**DATA SHOWN**
□ □ □ □ □
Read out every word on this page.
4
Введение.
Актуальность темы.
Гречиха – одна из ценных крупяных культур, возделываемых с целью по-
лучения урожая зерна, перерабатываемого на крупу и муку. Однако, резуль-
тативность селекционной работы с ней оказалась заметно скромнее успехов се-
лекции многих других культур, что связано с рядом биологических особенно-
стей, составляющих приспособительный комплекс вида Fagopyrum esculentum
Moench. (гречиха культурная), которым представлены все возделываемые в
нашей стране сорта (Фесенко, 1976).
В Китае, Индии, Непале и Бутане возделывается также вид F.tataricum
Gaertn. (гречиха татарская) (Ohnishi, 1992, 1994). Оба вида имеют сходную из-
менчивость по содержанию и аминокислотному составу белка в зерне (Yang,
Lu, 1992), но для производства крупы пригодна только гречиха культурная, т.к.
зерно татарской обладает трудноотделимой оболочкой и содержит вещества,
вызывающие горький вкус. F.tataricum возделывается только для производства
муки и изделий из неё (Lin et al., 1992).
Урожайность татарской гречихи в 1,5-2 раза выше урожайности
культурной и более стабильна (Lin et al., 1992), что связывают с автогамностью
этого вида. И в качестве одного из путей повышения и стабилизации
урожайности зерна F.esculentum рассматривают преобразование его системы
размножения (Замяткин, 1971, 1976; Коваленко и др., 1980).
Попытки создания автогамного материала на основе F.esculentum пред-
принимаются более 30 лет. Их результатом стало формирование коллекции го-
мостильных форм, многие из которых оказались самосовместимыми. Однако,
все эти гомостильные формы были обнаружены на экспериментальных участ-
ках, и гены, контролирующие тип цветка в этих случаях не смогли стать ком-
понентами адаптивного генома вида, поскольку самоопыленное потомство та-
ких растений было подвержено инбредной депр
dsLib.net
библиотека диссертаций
□ □ □ □ □
**TO DO**
Write the listing out again, exactly as shown above.

**TASK SOLUTION**
Read out every word on this page.
4
Введение.
Актуальность темы.
Гречиха – одна из ценных крупяных культур, возделываемых с целью по-
лучения урожая зерна, перерабатываемого на крупу и муку. Однако, резуль-
тативность селекционной работы с ней оказалась заметно скромнее успехов се-
лекции многих других культур, что связано с рядом биологических особенно-
стей, составляющих приспособительный комплекс вида Fagopyrum esculentum
Moench. (гречиха культурная), которым представлены все возделываемые в
нашей стране сорта (Фесенко, 1976).
В Китае, Индии, Непале и Бутане возделывается также вид F.tataricum
Gaertn. (гречиха татарская) (Ohnishi, 1992, 1994). Оба вида имеют сходную из-
менчивость по содержанию и аминокислотному составу белка в зерне (Yang,
Lu, 1992), но для производства крупы пригодна только гречиха культурная, т.к.
зерно татарской обладает трудноотделимой оболочкой и содержит вещества,
вызывающие горький вкус. F.tataricum возделывается только для производства
муки и изделий из неё (Lin et al., 1992).
Урожайность татарской гречихи в 1,5-2 раза выше урожайности
культурной и более стабильна (Lin et al., 1992), что связывают с автогамностью
этого вида. И в качестве одного из путей повышения и стабилизации
урожайности зерна F.esculentum рассматривают преобразование его системы
размножения (Замяткин, 1971, 1976; Коваленко и др., 1980).
Попытки создания автогамного материала на основе F.esculentum пред-
принимаются более 30 лет. Их результатом стало формирование коллекции го-
мостильных форм, многие из которых оказались самосовместимыми. Однако,
все эти гомостильные формы были обнаружены на экспериментальных участ-
ках, и гены, контролирующие тип цветка в этих случаях не смогли стать ком-
понентами адаптивного генома вида, поскольку самоопыленное потомство та-
ких растений было подвержено инбредной депр
dsLib.net
библиотека диссертаций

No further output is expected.